(Challenge) In the copy, keep every record exact and leave out all images.

[Some records]

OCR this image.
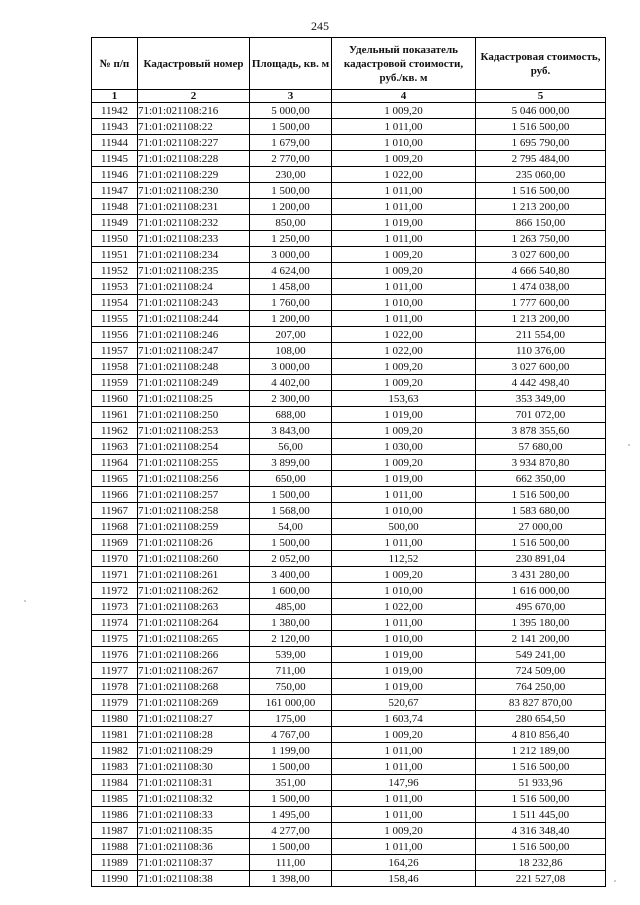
245
№ п/п	Кадастровый номер	Площадь, кв. м	Удельный показатель кадастровой стоимости, руб./кв. м	Кадастровая стоимость, руб.
1	2	3	4	5
11942	71:01:021108:216	5 000,00	1 009,20	5 046 000,00
11943	71:01:021108:22	1 500,00	1 011,00	1 516 500,00
11944	71:01:021108:227	1 679,00	1 010,00	1 695 790,00
11945	71:01:021108:228	2 770,00	1 009,20	2 795 484,00
11946	71:01:021108:229	230,00	1 022,00	235 060,00
11947	71:01:021108:230	1 500,00	1 011,00	1 516 500,00
11948	71:01:021108:231	1 200,00	1 011,00	1 213 200,00
11949	71:01:021108:232	850,00	1 019,00	866 150,00
11950	71:01:021108:233	1 250,00	1 011,00	1 263 750,00
11951	71:01:021108:234	3 000,00	1 009,20	3 027 600,00
11952	71:01:021108:235	4 624,00	1 009,20	4 666 540,80
11953	71:01:021108:24	1 458,00	1 011,00	1 474 038,00
11954	71:01:021108:243	1 760,00	1 010,00	1 777 600,00
11955	71:01:021108:244	1 200,00	1 011,00	1 213 200,00
11956	71:01:021108:246	207,00	1 022,00	211 554,00
11957	71:01:021108:247	108,00	1 022,00	110 376,00
11958	71:01:021108:248	3 000,00	1 009,20	3 027 600,00
11959	71:01:021108:249	4 402,00	1 009,20	4 442 498,40
11960	71:01:021108:25	2 300,00	153,63	353 349,00
11961	71:01:021108:250	688,00	1 019,00	701 072,00
11962	71:01:021108:253	3 843,00	1 009,20	3 878 355,60
11963	71:01:021108:254	56,00	1 030,00	57 680,00
11964	71:01:021108:255	3 899,00	1 009,20	3 934 870,80
11965	71:01:021108:256	650,00	1 019,00	662 350,00
11966	71:01:021108:257	1 500,00	1 011,00	1 516 500,00
11967	71:01:021108:258	1 568,00	1 010,00	1 583 680,00
11968	71:01:021108:259	54,00	500,00	27 000,00
11969	71:01:021108:26	1 500,00	1 011,00	1 516 500,00
11970	71:01:021108:260	2 052,00	112,52	230 891,04
11971	71:01:021108:261	3 400,00	1 009,20	3 431 280,00
11972	71:01:021108:262	1 600,00	1 010,00	1 616 000,00
11973	71:01:021108:263	485,00	1 022,00	495 670,00
11974	71:01:021108:264	1 380,00	1 011,00	1 395 180,00
11975	71:01:021108:265	2 120,00	1 010,00	2 141 200,00
11976	71:01:021108:266	539,00	1 019,00	549 241,00
11977	71:01:021108:267	711,00	1 019,00	724 509,00
11978	71:01:021108:268	750,00	1 019,00	764 250,00
11979	71:01:021108:269	161 000,00	520,67	83 827 870,00
11980	71:01:021108:27	175,00	1 603,74	280 654,50
11981	71:01:021108:28	4 767,00	1 009,20	4 810 856,40
11982	71:01:021108:29	1 199,00	1 011,00	1 212 189,00
11983	71:01:021108:30	1 500,00	1 011,00	1 516 500,00
11984	71:01:021108:31	351,00	147,96	51 933,96
11985	71:01:021108:32	1 500,00	1 011,00	1 516 500,00
11986	71:01:021108:33	1 495,00	1 011,00	1 511 445,00
11987	71:01:021108:35	4 277,00	1 009,20	4 316 348,40
11988	71:01:021108:36	1 500,00	1 011,00	1 516 500,00
11989	71:01:021108:37	111,00	164,26	18 232,86
11990	71:01:021108:38	1 398,00	158,46	221 527,08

(Output for this task)
OCR this image.
245
№ п/п	Кадастровый номер	Площадь, кв. м	Удельный показатель кадастровой стоимости, руб./кв. м	Кадастровая стоимость, руб.
1	2	3	4	5
11942	71:01:021108:216	5 000,00	1 009,20	5 046 000,00
11943	71:01:021108:22	1 500,00	1 011,00	1 516 500,00
11944	71:01:021108:227	1 679,00	1 010,00	1 695 790,00
11945	71:01:021108:228	2 770,00	1 009,20	2 795 484,00
11946	71:01:021108:229	230,00	1 022,00	235 060,00
11947	71:01:021108:230	1 500,00	1 011,00	1 516 500,00
11948	71:01:021108:231	1 200,00	1 011,00	1 213 200,00
11949	71:01:021108:232	850,00	1 019,00	866 150,00
11950	71:01:021108:233	1 250,00	1 011,00	1 263 750,00
11951	71:01:021108:234	3 000,00	1 009,20	3 027 600,00
11952	71:01:021108:235	4 624,00	1 009,20	4 666 540,80
11953	71:01:021108:24	1 458,00	1 011,00	1 474 038,00
11954	71:01:021108:243	1 760,00	1 010,00	1 777 600,00
11955	71:01:021108:244	1 200,00	1 011,00	1 213 200,00
11956	71:01:021108:246	207,00	1 022,00	211 554,00
11957	71:01:021108:247	108,00	1 022,00	110 376,00
11958	71:01:021108:248	3 000,00	1 009,20	3 027 600,00
11959	71:01:021108:249	4 402,00	1 009,20	4 442 498,40
11960	71:01:021108:25	2 300,00	153,63	353 349,00
11961	71:01:021108:250	688,00	1 019,00	701 072,00
11962	71:01:021108:253	3 843,00	1 009,20	3 878 355,60
11963	71:01:021108:254	56,00	1 030,00	57 680,00
11964	71:01:021108:255	3 899,00	1 009,20	3 934 870,80
11965	71:01:021108:256	650,00	1 019,00	662 350,00
11966	71:01:021108:257	1 500,00	1 011,00	1 516 500,00
11967	71:01:021108:258	1 568,00	1 010,00	1 583 680,00
11968	71:01:021108:259	54,00	500,00	27 000,00
11969	71:01:021108:26	1 500,00	1 011,00	1 516 500,00
11970	71:01:021108:260	2 052,00	112,52	230 891,04
11971	71:01:021108:261	3 400,00	1 009,20	3 431 280,00
11972	71:01:021108:262	1 600,00	1 010,00	1 616 000,00
11973	71:01:021108:263	485,00	1 022,00	495 670,00
11974	71:01:021108:264	1 380,00	1 011,00	1 395 180,00
11975	71:01:021108:265	2 120,00	1 010,00	2 141 200,00
11976	71:01:021108:266	539,00	1 019,00	549 241,00
11977	71:01:021108:267	711,00	1 019,00	724 509,00
11978	71:01:021108:268	750,00	1 019,00	764 250,00
11979	71:01:021108:269	161 000,00	520,67	83 827 870,00
11980	71:01:021108:27	175,00	1 603,74	280 654,50
11981	71:01:021108:28	4 767,00	1 009,20	4 810 856,40
11982	71:01:021108:29	1 199,00	1 011,00	1 212 189,00
11983	71:01:021108:30	1 500,00	1 011,00	1 516 500,00
11984	71:01:021108:31	351,00	147,96	51 933,96
11985	71:01:021108:32	1 500,00	1 011,00	1 516 500,00
11986	71:01:021108:33	1 495,00	1 011,00	1 511 445,00
11987	71:01:021108:35	4 277,00	1 009,20	4 316 348,40
11988	71:01:021108:36	1 500,00	1 011,00	1 516 500,00
11989	71:01:021108:37	111,00	164,26	18 232,86
11990	71:01:021108:38	1 398,00	158,46	221 527,08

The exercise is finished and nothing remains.